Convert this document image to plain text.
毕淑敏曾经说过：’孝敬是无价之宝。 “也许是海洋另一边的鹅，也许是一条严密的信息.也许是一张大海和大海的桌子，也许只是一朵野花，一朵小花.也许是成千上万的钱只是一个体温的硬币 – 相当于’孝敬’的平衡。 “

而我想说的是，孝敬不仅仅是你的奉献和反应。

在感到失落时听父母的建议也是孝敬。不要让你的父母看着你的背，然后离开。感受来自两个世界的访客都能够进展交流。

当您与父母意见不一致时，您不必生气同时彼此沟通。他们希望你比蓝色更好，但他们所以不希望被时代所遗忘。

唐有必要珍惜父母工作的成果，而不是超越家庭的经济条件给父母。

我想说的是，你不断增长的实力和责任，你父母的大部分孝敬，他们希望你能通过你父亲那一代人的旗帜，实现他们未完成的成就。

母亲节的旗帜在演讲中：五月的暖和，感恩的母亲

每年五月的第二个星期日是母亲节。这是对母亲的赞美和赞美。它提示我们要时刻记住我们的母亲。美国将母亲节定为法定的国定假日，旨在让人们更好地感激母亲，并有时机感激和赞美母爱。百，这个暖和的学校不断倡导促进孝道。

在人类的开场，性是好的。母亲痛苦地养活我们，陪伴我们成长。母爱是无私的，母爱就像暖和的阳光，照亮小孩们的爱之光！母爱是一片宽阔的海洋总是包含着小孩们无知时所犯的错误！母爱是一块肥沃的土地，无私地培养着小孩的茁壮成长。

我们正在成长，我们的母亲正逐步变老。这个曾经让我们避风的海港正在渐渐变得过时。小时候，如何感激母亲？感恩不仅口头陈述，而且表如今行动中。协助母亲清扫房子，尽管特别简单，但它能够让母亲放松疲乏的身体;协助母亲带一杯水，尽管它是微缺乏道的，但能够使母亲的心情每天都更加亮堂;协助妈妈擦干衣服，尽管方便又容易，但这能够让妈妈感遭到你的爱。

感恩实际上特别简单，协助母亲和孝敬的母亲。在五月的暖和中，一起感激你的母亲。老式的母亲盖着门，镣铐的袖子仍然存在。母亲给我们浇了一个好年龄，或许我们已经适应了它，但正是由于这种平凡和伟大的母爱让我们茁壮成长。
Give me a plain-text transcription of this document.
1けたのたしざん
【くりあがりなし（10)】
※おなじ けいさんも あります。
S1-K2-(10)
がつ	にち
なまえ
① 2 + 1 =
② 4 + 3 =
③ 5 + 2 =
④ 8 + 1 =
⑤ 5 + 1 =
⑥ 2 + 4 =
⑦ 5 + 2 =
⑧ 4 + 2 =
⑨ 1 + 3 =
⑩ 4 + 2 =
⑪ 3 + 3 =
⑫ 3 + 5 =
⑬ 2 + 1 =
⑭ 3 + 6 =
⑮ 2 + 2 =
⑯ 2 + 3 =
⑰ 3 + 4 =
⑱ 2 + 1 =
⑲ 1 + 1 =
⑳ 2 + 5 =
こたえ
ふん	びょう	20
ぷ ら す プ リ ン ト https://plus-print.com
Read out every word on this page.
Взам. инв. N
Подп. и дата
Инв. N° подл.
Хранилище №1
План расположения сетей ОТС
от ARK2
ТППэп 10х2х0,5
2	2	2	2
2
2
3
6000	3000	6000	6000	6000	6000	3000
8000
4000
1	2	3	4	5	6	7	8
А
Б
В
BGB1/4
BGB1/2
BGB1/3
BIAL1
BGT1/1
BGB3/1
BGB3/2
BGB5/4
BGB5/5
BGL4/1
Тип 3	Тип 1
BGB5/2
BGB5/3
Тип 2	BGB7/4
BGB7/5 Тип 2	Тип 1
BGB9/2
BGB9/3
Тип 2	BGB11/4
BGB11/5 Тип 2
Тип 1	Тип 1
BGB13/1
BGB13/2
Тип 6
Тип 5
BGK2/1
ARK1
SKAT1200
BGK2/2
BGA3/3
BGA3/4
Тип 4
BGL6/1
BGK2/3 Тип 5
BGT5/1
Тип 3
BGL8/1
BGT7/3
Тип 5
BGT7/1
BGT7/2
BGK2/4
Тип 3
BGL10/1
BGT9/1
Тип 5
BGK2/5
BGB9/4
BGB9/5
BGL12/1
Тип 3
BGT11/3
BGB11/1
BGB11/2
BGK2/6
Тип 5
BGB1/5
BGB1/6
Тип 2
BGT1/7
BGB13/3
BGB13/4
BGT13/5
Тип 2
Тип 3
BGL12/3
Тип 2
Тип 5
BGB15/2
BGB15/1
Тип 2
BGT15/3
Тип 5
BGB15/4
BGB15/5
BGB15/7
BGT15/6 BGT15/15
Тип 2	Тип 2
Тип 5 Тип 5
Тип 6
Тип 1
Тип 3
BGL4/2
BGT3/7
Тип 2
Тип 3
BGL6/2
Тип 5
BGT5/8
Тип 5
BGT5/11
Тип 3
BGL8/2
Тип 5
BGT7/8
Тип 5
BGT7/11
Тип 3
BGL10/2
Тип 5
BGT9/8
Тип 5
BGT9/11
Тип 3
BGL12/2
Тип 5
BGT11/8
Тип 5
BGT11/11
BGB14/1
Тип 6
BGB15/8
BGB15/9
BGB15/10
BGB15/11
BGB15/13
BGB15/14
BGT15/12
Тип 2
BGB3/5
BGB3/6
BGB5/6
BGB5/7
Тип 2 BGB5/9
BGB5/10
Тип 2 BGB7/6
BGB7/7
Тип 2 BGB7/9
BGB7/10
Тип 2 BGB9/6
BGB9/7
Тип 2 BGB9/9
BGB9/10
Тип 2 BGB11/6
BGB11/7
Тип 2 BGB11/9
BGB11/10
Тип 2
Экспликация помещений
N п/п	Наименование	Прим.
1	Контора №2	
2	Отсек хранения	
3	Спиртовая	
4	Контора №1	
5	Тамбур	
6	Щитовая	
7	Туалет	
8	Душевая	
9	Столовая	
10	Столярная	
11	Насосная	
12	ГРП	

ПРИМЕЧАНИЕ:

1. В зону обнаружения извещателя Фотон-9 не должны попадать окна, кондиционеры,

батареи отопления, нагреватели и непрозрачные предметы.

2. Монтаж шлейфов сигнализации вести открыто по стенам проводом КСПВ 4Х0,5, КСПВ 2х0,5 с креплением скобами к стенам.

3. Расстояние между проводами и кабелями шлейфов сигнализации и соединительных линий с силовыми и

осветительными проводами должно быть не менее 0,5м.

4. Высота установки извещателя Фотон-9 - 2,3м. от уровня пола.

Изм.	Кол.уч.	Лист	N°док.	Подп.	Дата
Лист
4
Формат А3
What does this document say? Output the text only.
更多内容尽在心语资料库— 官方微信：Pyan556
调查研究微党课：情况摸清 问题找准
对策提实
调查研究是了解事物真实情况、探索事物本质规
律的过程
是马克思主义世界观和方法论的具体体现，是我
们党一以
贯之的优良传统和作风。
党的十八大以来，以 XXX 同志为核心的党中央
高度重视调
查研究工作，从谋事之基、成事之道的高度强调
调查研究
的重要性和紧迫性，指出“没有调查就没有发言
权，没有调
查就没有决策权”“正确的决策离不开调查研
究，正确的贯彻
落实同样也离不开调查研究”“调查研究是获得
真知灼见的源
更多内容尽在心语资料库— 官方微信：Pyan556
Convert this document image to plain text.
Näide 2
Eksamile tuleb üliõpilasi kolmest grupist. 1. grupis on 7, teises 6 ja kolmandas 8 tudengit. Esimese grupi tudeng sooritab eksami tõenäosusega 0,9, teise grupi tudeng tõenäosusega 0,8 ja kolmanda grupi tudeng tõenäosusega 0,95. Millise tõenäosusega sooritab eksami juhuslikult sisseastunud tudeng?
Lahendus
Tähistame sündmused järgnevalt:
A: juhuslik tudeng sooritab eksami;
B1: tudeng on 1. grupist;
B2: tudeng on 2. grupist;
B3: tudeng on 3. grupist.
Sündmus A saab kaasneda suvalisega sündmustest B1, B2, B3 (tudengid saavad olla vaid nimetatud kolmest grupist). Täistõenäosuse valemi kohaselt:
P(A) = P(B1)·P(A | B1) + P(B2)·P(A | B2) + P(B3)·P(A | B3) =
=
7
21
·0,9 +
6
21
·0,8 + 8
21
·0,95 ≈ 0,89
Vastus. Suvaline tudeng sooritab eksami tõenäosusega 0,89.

## TASK STATEMENT:
Which lines contain "Фотон"? Show each of them.

## THE ANSWER:
1. В зону обнаружения извещателя Фотон-9 не должны попадать окна, кондиционеры,
4. Высота установки извещателя Фотон-9 - 2,3м. от уровня пола.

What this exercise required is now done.